### EXERCISE INPUTS

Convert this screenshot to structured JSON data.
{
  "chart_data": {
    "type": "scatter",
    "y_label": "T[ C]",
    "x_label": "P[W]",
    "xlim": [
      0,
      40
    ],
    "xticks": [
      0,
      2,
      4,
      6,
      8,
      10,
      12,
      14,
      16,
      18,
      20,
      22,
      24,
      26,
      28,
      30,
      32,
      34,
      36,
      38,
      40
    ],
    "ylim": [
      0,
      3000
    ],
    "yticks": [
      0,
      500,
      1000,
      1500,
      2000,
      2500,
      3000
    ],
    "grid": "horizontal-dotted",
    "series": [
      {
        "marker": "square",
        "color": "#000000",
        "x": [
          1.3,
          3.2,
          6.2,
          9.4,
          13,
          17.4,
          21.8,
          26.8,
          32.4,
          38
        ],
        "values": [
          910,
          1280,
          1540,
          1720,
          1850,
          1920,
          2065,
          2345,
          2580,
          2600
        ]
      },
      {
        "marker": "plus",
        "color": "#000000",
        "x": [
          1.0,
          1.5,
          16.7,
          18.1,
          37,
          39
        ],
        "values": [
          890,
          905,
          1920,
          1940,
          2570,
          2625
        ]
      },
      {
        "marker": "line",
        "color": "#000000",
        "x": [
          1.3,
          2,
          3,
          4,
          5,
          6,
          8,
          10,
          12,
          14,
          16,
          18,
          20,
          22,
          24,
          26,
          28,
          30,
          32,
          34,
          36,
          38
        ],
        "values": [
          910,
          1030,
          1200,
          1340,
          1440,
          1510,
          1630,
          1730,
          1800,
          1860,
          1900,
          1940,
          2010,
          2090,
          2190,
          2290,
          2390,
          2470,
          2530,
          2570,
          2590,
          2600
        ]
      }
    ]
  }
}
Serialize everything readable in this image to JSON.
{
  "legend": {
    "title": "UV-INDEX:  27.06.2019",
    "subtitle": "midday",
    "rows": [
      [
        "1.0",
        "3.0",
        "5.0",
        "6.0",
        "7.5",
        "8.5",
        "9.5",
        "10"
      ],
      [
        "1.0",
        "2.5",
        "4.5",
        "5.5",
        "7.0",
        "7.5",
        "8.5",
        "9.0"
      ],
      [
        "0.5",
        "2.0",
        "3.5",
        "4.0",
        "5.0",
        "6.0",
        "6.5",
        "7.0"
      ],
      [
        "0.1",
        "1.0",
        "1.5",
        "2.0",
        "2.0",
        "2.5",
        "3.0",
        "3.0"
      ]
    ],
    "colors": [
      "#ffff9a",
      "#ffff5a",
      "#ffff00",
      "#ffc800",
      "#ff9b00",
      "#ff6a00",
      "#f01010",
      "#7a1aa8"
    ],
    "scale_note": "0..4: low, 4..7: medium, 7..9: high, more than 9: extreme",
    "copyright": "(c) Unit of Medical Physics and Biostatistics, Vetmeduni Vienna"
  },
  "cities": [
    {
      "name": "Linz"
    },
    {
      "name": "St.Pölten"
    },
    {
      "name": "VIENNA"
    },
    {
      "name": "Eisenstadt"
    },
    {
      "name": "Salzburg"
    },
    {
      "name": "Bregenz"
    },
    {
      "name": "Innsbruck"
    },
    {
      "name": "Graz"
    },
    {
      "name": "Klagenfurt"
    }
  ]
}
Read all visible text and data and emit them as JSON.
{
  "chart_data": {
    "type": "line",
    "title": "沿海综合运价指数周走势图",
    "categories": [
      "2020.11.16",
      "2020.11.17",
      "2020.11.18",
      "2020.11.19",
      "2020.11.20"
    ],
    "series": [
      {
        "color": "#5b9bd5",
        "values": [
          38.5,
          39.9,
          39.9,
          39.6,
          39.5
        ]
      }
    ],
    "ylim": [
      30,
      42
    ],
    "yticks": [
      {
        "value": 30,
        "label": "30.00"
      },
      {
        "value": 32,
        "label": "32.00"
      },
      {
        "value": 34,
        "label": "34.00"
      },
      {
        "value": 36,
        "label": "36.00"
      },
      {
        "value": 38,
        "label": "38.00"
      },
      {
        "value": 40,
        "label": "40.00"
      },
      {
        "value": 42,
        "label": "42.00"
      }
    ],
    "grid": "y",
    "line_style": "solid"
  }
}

######

◆ WRITTEN TASK
Pull out every line from the one with "Read all visible" to the end of the listing, and output only those.

◆ ANSWER BELOW
Read all visible text and data and emit them as JSON.
{
  "chart_data": {
    "type": "line",
    "title": "沿海综合运价指数周走势图",
    "categories": [
      "2020.11.16",
      "2020.11.17",
      "2020.11.18",
      "2020.11.19",
      "2020.11.20"
    ],
    "series": [
      {
        "color": "#5b9bd5",
        "values": [
          38.5,
          39.9,
          39.9,
          39.6,
          39.5
        ]
      }
    ],
    "ylim": [
      30,
      42
    ],
    "yticks": [
      {
        "value": 30,
        "label": "30.00"
      },
      {
        "value": 32,
        "label": "32.00"
      },
      {
        "value": 34,
        "label": "34.00"
      },
      {
        "value": 36,
        "label": "36.00"
      },
      {
        "value": 38,
        "label": "38.00"
      },
      {
        "value": 40,
        "label": "40.00"
      },
      {
        "value": 42,
        "label": "42.00"
      }
    ],
    "grid": "y",
    "line_style": "solid"
  }
}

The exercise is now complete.